• [WHAT TO DO] In the material below, identify each line bearing the word "currentTabId". Reproduce those lines.
····················
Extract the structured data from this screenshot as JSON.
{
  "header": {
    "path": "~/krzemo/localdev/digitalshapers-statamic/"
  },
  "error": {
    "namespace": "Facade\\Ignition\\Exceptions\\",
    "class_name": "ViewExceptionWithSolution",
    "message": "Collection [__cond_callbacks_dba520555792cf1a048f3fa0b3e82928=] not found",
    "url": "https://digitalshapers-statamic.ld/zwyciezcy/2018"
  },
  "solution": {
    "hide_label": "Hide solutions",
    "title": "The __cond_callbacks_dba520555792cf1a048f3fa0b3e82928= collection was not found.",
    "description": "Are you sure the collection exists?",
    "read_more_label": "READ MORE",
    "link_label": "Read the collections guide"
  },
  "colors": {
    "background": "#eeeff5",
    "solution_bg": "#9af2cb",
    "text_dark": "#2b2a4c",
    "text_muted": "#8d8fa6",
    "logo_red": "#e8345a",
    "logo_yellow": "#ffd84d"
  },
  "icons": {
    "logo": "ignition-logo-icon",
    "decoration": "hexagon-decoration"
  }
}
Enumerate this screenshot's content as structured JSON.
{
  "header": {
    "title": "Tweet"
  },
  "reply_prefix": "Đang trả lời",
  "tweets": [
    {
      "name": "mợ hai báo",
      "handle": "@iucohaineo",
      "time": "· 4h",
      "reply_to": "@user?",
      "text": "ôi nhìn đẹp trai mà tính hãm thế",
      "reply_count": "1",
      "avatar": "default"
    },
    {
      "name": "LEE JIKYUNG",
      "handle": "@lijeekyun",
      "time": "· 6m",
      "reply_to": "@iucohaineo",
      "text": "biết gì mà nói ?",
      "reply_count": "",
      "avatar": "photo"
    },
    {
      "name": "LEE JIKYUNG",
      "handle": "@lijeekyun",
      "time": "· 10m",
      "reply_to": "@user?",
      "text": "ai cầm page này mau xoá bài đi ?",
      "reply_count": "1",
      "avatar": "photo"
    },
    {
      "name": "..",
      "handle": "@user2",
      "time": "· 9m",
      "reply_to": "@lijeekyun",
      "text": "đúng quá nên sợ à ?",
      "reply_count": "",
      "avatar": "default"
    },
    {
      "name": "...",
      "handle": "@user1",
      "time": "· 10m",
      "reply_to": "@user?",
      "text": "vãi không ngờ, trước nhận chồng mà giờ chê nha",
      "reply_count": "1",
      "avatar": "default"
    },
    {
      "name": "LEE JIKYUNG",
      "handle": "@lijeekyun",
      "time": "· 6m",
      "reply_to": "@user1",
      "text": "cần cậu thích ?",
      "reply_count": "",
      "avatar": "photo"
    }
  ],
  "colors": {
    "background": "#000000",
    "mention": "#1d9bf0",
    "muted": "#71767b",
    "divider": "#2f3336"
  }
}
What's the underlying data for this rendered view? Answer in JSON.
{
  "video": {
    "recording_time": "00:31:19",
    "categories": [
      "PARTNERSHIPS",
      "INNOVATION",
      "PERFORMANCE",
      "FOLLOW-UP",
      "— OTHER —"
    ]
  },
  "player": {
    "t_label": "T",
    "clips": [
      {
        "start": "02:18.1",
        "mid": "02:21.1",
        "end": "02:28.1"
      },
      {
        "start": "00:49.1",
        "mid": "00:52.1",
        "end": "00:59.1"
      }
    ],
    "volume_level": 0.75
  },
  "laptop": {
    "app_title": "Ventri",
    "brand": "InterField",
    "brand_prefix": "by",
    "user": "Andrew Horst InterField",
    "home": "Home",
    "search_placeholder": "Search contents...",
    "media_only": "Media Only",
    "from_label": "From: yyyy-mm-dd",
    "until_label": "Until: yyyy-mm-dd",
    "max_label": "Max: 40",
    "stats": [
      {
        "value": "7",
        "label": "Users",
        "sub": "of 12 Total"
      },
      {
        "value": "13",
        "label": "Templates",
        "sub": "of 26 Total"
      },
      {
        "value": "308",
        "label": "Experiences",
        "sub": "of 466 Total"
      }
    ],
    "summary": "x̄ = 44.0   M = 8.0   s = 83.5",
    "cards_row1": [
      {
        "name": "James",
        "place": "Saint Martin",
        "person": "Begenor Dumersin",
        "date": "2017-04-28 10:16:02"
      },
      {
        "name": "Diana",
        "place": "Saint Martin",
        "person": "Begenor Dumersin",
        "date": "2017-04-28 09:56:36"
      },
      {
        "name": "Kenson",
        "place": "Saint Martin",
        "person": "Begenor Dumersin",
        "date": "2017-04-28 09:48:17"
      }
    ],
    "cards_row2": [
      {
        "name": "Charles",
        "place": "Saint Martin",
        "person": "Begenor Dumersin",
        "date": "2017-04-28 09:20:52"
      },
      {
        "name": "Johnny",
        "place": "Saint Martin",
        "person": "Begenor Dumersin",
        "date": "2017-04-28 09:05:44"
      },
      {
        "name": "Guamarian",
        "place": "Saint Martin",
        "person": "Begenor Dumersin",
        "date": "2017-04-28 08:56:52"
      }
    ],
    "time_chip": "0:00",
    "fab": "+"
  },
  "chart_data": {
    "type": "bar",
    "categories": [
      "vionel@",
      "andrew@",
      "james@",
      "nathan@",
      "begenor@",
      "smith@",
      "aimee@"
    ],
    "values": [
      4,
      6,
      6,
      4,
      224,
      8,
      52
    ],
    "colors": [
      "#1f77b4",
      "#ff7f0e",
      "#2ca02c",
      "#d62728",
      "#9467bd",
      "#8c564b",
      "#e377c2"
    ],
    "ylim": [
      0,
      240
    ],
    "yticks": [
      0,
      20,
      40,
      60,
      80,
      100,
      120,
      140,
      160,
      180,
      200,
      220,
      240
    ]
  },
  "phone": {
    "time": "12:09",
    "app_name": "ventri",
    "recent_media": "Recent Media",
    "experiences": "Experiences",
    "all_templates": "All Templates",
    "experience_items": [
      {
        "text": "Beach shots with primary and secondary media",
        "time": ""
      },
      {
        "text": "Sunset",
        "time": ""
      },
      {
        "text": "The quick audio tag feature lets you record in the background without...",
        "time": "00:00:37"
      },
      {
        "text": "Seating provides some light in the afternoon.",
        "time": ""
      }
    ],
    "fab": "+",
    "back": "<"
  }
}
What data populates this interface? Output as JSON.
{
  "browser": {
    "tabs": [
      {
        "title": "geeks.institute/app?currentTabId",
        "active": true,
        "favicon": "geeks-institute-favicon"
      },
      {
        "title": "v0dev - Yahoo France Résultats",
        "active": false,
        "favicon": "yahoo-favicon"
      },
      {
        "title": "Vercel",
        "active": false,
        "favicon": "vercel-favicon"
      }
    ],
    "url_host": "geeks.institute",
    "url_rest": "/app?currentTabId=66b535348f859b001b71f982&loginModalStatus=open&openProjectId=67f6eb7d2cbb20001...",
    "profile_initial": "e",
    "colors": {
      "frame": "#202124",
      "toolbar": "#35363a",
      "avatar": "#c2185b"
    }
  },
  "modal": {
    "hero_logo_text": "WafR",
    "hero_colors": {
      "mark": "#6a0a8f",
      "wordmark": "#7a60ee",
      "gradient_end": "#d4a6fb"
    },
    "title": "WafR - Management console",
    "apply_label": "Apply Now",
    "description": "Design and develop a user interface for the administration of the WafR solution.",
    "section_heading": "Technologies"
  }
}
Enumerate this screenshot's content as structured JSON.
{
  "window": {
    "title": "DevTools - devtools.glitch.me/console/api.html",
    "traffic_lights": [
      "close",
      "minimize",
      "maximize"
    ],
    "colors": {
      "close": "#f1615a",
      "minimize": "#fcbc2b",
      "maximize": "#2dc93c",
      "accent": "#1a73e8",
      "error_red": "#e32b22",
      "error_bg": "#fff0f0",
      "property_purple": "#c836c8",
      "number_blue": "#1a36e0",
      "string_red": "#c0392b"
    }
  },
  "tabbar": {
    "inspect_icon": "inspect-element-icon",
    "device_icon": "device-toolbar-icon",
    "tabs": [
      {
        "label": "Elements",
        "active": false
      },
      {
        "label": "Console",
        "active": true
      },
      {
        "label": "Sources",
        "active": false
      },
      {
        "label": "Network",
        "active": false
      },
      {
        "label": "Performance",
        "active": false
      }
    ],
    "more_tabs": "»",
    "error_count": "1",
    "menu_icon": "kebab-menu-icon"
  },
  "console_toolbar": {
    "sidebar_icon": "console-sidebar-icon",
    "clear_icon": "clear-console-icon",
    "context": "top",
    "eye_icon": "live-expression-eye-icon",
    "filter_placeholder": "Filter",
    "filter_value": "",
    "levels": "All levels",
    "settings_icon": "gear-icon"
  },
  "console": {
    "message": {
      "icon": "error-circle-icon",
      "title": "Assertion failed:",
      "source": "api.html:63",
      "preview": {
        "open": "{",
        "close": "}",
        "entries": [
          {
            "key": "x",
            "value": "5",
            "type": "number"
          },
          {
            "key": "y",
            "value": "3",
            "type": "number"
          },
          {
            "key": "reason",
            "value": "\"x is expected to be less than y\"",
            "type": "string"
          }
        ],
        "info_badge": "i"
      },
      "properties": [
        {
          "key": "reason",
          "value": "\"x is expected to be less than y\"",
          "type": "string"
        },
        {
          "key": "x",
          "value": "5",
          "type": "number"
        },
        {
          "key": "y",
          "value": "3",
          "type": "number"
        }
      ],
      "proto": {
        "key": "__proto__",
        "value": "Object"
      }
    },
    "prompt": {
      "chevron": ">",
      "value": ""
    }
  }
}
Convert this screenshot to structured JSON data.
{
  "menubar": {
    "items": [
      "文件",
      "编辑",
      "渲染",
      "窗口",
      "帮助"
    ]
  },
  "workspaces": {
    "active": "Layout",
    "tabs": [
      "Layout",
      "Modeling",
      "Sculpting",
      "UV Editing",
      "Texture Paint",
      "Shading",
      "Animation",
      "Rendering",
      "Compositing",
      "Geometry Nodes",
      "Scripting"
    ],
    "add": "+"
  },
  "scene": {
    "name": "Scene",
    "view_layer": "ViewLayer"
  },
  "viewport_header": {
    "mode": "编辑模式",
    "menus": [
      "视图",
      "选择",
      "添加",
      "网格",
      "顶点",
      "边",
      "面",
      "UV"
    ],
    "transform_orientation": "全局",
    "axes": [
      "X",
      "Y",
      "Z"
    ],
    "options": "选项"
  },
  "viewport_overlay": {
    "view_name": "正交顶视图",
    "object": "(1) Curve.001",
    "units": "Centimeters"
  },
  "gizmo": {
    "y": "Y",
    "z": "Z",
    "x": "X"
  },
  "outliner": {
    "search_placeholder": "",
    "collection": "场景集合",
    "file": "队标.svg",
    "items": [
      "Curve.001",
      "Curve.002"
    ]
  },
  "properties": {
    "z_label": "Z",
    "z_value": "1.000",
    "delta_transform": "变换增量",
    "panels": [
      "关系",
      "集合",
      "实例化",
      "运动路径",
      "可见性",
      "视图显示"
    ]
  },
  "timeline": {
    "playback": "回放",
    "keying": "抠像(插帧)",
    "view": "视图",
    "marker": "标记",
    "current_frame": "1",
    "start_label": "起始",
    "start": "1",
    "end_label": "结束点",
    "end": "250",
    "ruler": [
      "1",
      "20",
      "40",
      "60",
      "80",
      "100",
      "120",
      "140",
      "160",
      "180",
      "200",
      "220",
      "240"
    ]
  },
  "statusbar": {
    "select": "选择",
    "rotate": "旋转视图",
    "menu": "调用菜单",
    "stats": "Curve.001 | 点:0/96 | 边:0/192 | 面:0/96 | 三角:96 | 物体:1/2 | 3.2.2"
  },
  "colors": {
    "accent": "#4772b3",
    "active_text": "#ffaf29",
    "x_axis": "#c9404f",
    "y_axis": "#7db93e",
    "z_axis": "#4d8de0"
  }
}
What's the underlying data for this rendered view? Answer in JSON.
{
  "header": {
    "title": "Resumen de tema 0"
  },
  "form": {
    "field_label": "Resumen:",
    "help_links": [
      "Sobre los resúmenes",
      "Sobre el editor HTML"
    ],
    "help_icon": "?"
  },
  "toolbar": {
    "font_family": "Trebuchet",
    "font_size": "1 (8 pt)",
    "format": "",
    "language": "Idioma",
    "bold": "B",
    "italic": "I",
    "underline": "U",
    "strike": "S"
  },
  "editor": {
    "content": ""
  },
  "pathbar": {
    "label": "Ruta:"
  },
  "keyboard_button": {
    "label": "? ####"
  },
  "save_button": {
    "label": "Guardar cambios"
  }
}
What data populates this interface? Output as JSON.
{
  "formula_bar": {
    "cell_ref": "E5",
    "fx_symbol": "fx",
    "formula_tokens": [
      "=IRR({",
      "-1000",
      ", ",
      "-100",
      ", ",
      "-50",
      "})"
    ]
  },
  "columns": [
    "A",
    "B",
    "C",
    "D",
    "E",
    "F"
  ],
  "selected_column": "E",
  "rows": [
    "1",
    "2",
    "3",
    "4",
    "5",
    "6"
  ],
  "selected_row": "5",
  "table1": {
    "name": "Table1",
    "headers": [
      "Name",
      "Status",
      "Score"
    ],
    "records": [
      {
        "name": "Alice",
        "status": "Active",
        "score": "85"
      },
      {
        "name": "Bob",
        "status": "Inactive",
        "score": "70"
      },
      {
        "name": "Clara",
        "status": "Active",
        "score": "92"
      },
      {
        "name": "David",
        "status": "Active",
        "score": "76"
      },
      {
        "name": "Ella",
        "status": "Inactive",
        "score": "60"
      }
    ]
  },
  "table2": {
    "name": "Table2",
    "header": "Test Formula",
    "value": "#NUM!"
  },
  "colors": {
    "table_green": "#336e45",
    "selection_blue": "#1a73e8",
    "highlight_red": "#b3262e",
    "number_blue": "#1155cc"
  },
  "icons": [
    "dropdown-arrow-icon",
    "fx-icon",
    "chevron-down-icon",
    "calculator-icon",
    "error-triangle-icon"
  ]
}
····················
• [FINISHED EXERCISE]
        "title": "geeks.institute/app?currentTabId",
    "url_rest": "/app?currentTabId=66b535348f859b001b71f982&loginModalStatus=open&openProjectId=67f6eb7d2cbb20001...",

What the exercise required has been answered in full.